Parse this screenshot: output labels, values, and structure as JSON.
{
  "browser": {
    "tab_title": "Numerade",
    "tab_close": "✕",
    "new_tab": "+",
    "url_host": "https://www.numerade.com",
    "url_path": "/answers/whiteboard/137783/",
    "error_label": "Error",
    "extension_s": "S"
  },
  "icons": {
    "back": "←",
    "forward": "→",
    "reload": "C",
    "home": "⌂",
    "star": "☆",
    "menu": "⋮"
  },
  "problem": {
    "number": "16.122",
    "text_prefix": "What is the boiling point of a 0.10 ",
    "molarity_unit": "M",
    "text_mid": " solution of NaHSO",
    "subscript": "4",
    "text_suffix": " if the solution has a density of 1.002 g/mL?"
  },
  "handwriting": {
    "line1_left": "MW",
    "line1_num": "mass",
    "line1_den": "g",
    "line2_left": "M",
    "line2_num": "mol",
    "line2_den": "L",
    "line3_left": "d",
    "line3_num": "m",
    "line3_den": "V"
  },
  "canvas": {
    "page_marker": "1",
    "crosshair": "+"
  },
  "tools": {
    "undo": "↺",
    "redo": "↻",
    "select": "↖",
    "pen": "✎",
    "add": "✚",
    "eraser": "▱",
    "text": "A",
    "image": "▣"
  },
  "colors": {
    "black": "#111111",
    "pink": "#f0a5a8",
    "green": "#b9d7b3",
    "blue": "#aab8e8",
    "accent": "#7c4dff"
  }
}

◇ ◇ ◇ ◇

_Task goal:_
Everything in the listing above should be restated exactly.

_Expected output:_
Parse this screenshot: output labels, values, and structure as JSON.
{
  "browser": {
    "tab_title": "Numerade",
    "tab_close": "✕",
    "new_tab": "+",
    "url_host": "https://www.numerade.com",
    "url_path": "/answers/whiteboard/137783/",
    "error_label": "Error",
    "extension_s": "S"
  },
  "icons": {
    "back": "←",
    "forward": "→",
    "reload": "C",
    "home": "⌂",
    "star": "☆",
    "menu": "⋮"
  },
  "problem": {
    "number": "16.122",
    "text_prefix": "What is the boiling point of a 0.10 ",
    "molarity_unit": "M",
    "text_mid": " solution of NaHSO",
    "subscript": "4",
    "text_suffix": " if the solution has a density of 1.002 g/mL?"
  },
  "handwriting": {
    "line1_left": "MW",
    "line1_num": "mass",
    "line1_den": "g",
    "line2_left": "M",
    "line2_num": "mol",
    "line2_den": "L",
    "line3_left": "d",
    "line3_num": "m",
    "line3_den": "V"
  },
  "canvas": {
    "page_marker": "1",
    "crosshair": "+"
  },
  "tools": {
    "undo": "↺",
    "redo": "↻",
    "select": "↖",
    "pen": "✎",
    "add": "✚",
    "eraser": "▱",
    "text": "A",
    "image": "▣"
  },
  "colors": {
    "black": "#111111",
    "pink": "#f0a5a8",
    "green": "#b9d7b3",
    "blue": "#aab8e8",
    "accent": "#7c4dff"
  }
}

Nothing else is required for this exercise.